BEGIN DATASET ROWS

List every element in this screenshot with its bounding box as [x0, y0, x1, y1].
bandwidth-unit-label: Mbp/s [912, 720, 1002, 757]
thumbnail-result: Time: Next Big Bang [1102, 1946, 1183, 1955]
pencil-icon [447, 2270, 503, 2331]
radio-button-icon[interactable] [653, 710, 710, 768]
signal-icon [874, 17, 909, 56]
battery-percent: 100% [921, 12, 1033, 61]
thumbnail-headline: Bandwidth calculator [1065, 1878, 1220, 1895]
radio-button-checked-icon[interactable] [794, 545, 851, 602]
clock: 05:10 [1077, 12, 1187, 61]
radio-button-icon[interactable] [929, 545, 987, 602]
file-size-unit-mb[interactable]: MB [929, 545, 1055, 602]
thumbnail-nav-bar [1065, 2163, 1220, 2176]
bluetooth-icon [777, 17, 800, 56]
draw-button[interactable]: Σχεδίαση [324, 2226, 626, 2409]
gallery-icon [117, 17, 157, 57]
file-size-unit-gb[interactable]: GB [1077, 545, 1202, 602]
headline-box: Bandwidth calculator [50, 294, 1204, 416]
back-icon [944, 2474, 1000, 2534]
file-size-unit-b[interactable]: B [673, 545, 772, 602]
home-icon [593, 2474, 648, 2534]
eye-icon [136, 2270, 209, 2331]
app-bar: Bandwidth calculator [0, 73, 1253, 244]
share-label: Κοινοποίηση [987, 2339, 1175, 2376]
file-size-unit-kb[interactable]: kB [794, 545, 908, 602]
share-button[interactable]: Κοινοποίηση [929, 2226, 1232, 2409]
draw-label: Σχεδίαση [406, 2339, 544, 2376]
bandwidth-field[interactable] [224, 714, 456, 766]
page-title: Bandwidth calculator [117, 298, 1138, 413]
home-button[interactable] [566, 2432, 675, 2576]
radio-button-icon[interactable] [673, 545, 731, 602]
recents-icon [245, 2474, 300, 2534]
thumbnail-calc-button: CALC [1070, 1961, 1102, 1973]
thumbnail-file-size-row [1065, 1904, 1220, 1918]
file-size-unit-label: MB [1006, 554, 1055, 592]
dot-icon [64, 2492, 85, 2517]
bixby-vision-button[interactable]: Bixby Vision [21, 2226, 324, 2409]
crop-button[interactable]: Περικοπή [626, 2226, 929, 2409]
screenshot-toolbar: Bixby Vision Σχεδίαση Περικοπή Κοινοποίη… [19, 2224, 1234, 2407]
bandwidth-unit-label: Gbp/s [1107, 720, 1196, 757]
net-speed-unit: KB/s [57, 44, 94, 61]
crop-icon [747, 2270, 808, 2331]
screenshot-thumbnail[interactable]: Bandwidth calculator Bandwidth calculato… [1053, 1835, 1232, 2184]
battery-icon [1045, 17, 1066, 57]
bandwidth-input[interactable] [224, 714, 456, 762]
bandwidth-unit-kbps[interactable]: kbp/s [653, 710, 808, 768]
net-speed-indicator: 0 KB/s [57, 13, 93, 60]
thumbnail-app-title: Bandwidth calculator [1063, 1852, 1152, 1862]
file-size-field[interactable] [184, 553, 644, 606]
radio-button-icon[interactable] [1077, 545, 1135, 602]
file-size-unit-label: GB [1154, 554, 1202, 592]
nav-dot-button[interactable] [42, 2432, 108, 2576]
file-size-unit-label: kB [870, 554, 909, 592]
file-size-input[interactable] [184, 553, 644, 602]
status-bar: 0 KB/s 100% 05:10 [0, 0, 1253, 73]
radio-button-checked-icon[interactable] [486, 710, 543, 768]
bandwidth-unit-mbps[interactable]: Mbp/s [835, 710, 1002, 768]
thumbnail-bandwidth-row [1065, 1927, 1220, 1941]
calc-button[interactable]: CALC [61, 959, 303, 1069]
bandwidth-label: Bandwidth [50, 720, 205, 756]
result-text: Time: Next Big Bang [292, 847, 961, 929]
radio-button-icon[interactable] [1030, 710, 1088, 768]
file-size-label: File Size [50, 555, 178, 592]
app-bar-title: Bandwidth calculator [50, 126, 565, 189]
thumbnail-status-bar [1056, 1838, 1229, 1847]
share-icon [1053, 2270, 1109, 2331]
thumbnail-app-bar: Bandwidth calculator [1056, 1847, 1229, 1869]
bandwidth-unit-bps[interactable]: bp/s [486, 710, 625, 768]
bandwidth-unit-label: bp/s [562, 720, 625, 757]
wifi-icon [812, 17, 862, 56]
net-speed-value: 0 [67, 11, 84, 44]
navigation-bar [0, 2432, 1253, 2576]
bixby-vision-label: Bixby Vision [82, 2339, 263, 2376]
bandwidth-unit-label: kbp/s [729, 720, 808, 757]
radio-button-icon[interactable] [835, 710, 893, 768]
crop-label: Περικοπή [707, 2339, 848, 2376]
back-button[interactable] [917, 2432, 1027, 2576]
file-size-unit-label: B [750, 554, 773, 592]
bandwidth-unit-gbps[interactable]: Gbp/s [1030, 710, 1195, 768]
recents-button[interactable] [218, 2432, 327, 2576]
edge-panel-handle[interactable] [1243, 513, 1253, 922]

END DATASET ROWS

**WHAT TO DO**
Rewrite all of the lines above with "radio-button-icon" swapped for "radio-icon" at each occurrence. Leave every other part unchanged.

**EXERCISE OUTPUT**
List every element in this screenshot with its bounding box as [x0, y0, x1, y1].
bandwidth-unit-label: Mbp/s [912, 720, 1002, 757]
thumbnail-result: Time: Next Big Bang [1102, 1946, 1183, 1955]
pencil-icon [447, 2270, 503, 2331]
radio-icon[interactable] [653, 710, 710, 768]
signal-icon [874, 17, 909, 56]
battery-percent: 100% [921, 12, 1033, 61]
thumbnail-headline: Bandwidth calculator [1065, 1878, 1220, 1895]
radio-button-checked-icon[interactable] [794, 545, 851, 602]
clock: 05:10 [1077, 12, 1187, 61]
radio-icon[interactable] [929, 545, 987, 602]
file-size-unit-mb[interactable]: MB [929, 545, 1055, 602]
thumbnail-nav-bar [1065, 2163, 1220, 2176]
bluetooth-icon [777, 17, 800, 56]
draw-button[interactable]: Σχεδίαση [324, 2226, 626, 2409]
gallery-icon [117, 17, 157, 57]
file-size-unit-gb[interactable]: GB [1077, 545, 1202, 602]
headline-box: Bandwidth calculator [50, 294, 1204, 416]
back-icon [944, 2474, 1000, 2534]
file-size-unit-b[interactable]: B [673, 545, 772, 602]
home-icon [593, 2474, 648, 2534]
eye-icon [136, 2270, 209, 2331]
app-bar: Bandwidth calculator [0, 73, 1253, 244]
share-label: Κοινοποίηση [987, 2339, 1175, 2376]
file-size-unit-kb[interactable]: kB [794, 545, 908, 602]
share-button[interactable]: Κοινοποίηση [929, 2226, 1232, 2409]
draw-label: Σχεδίαση [406, 2339, 544, 2376]
bandwidth-field[interactable] [224, 714, 456, 766]
page-title: Bandwidth calculator [117, 298, 1138, 413]
home-button[interactable] [566, 2432, 675, 2576]
radio-icon[interactable] [673, 545, 731, 602]
recents-icon [245, 2474, 300, 2534]
thumbnail-calc-button: CALC [1070, 1961, 1102, 1973]
thumbnail-file-size-row [1065, 1904, 1220, 1918]
file-size-unit-label: MB [1006, 554, 1055, 592]
dot-icon [64, 2492, 85, 2517]
bixby-vision-button[interactable]: Bixby Vision [21, 2226, 324, 2409]
crop-button[interactable]: Περικοπή [626, 2226, 929, 2409]
screenshot-toolbar: Bixby Vision Σχεδίαση Περικοπή Κοινοποίη… [19, 2224, 1234, 2407]
bandwidth-unit-label: Gbp/s [1107, 720, 1196, 757]
net-speed-unit: KB/s [57, 44, 94, 61]
crop-icon [747, 2270, 808, 2331]
screenshot-thumbnail[interactable]: Bandwidth calculator Bandwidth calculato… [1053, 1835, 1232, 2184]
battery-icon [1045, 17, 1066, 57]
bandwidth-input[interactable] [224, 714, 456, 762]
bandwidth-unit-kbps[interactable]: kbp/s [653, 710, 808, 768]
net-speed-indicator: 0 KB/s [57, 13, 93, 60]
thumbnail-app-title: Bandwidth calculator [1063, 1852, 1152, 1862]
file-size-field[interactable] [184, 553, 644, 606]
radio-icon[interactable] [1077, 545, 1135, 602]
file-size-unit-label: GB [1154, 554, 1202, 592]
nav-dot-button[interactable] [42, 2432, 108, 2576]
file-size-unit-label: kB [870, 554, 909, 592]
file-size-input[interactable] [184, 553, 644, 602]
status-bar: 0 KB/s 100% 05:10 [0, 0, 1253, 73]
radio-button-checked-icon[interactable] [486, 710, 543, 768]
bandwidth-unit-mbps[interactable]: Mbp/s [835, 710, 1002, 768]
thumbnail-bandwidth-row [1065, 1927, 1220, 1941]
calc-button[interactable]: CALC [61, 959, 303, 1069]
bandwidth-label: Bandwidth [50, 720, 205, 756]
result-text: Time: Next Big Bang [292, 847, 961, 929]
radio-icon[interactable] [1030, 710, 1088, 768]
file-size-label: File Size [50, 555, 178, 592]
app-bar-title: Bandwidth calculator [50, 126, 565, 189]
thumbnail-status-bar [1056, 1838, 1229, 1847]
share-icon [1053, 2270, 1109, 2331]
thumbnail-app-bar: Bandwidth calculator [1056, 1847, 1229, 1869]
bandwidth-unit-bps[interactable]: bp/s [486, 710, 625, 768]
bandwidth-unit-label: bp/s [562, 720, 625, 757]
wifi-icon [812, 17, 862, 56]
net-speed-value: 0 [67, 11, 84, 44]
navigation-bar [0, 2432, 1253, 2576]
bixby-vision-label: Bixby Vision [82, 2339, 263, 2376]
bandwidth-unit-label: kbp/s [729, 720, 808, 757]
radio-icon[interactable] [835, 710, 893, 768]
crop-label: Περικοπή [707, 2339, 848, 2376]
back-button[interactable] [917, 2432, 1027, 2576]
file-size-unit-label: B [750, 554, 773, 592]
bandwidth-unit-gbps[interactable]: Gbp/s [1030, 710, 1195, 768]
recents-button[interactable] [218, 2432, 327, 2576]
edge-panel-handle[interactable] [1243, 513, 1253, 922]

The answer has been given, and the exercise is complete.